EXERCISE DIRECTIONS:
From the entries that follow, pick out all lines holding "Radius".

Records from a data source:
--------------------

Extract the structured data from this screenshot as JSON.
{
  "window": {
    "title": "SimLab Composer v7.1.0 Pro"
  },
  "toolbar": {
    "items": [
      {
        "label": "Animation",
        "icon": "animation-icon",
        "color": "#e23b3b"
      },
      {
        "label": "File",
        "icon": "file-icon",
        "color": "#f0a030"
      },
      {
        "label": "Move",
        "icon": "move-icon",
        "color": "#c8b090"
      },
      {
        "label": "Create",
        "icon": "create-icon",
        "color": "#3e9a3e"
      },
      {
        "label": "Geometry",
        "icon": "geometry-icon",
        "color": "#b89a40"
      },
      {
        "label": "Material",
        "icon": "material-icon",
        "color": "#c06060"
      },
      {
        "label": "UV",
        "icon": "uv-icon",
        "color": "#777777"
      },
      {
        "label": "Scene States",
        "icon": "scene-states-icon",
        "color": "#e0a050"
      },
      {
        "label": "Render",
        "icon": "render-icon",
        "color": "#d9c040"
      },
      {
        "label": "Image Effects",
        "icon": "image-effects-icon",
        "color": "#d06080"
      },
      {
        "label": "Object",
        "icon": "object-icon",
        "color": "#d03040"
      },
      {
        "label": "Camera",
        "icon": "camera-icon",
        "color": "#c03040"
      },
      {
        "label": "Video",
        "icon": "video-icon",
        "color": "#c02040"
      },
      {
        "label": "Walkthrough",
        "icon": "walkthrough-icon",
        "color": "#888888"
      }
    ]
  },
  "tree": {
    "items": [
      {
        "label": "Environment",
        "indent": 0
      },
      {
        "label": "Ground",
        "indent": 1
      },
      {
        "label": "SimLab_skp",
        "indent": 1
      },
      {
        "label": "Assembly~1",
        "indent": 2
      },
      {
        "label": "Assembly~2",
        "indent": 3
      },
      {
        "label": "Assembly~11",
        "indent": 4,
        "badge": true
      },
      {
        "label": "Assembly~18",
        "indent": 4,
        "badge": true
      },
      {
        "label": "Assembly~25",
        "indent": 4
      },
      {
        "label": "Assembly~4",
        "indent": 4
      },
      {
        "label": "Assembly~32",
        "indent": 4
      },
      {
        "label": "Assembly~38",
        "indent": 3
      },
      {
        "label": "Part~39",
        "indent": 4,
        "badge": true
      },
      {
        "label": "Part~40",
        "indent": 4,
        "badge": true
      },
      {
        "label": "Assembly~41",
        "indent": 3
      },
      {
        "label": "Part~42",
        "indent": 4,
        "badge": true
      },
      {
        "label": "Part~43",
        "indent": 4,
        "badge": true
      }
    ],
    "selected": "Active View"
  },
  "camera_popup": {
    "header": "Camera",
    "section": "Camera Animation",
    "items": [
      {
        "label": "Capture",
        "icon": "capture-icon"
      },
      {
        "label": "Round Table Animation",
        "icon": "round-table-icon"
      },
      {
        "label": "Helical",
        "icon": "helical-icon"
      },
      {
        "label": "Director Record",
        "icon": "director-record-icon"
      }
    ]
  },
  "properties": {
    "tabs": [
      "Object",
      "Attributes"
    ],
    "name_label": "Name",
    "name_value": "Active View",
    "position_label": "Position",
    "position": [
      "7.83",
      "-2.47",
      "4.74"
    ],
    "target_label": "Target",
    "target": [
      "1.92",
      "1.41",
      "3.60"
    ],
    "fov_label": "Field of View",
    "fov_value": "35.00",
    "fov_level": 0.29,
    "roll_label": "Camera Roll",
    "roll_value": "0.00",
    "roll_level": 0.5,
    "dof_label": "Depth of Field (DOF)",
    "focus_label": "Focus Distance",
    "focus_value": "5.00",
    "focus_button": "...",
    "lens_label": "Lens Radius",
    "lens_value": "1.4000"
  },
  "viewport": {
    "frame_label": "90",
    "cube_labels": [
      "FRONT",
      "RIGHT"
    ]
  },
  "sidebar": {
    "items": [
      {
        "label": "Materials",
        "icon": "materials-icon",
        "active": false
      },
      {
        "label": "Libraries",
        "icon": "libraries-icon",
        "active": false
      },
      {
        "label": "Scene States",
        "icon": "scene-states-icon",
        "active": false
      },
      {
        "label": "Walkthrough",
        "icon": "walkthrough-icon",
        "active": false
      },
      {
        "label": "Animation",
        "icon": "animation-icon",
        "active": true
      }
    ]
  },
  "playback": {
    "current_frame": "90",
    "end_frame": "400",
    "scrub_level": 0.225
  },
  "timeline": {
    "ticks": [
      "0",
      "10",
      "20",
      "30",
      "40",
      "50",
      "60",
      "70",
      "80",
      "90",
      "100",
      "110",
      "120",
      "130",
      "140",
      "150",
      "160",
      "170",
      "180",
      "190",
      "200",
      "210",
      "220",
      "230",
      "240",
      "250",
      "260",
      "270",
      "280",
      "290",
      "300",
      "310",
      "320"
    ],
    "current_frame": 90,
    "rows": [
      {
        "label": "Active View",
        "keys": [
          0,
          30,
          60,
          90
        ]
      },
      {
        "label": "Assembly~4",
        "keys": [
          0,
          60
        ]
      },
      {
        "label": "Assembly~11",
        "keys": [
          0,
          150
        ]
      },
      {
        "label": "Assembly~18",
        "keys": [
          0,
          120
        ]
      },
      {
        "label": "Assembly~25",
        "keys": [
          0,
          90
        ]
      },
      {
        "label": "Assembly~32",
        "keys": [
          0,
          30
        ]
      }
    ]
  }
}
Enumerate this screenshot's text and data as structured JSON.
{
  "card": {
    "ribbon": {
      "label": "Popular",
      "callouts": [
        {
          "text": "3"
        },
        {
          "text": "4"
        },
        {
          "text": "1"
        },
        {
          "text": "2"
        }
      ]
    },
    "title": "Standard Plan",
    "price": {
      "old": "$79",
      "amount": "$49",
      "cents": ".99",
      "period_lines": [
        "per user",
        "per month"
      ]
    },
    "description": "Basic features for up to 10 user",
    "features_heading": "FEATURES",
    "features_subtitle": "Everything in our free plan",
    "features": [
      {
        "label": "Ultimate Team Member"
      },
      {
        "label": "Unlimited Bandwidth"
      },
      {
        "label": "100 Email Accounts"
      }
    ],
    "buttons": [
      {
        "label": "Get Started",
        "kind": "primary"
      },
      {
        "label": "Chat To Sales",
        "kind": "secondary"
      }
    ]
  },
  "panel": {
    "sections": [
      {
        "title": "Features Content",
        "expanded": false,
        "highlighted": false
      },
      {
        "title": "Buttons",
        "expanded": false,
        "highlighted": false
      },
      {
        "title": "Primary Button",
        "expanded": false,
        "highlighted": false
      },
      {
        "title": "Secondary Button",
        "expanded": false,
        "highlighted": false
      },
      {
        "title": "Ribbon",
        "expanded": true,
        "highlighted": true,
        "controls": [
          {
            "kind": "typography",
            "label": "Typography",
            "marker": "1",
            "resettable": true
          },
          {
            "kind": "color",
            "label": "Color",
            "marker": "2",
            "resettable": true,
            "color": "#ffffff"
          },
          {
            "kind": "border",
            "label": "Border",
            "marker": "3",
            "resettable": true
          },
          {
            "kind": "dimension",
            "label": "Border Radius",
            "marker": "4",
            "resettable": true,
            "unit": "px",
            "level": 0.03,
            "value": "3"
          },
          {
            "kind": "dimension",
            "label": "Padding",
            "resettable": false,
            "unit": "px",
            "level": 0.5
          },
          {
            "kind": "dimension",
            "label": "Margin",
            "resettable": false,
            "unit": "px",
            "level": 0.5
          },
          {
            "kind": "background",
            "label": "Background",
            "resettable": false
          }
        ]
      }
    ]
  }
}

--------------------

WRITTEN REPLY:
    "lens_label": "Lens Radius",
            "label": "Border Radius",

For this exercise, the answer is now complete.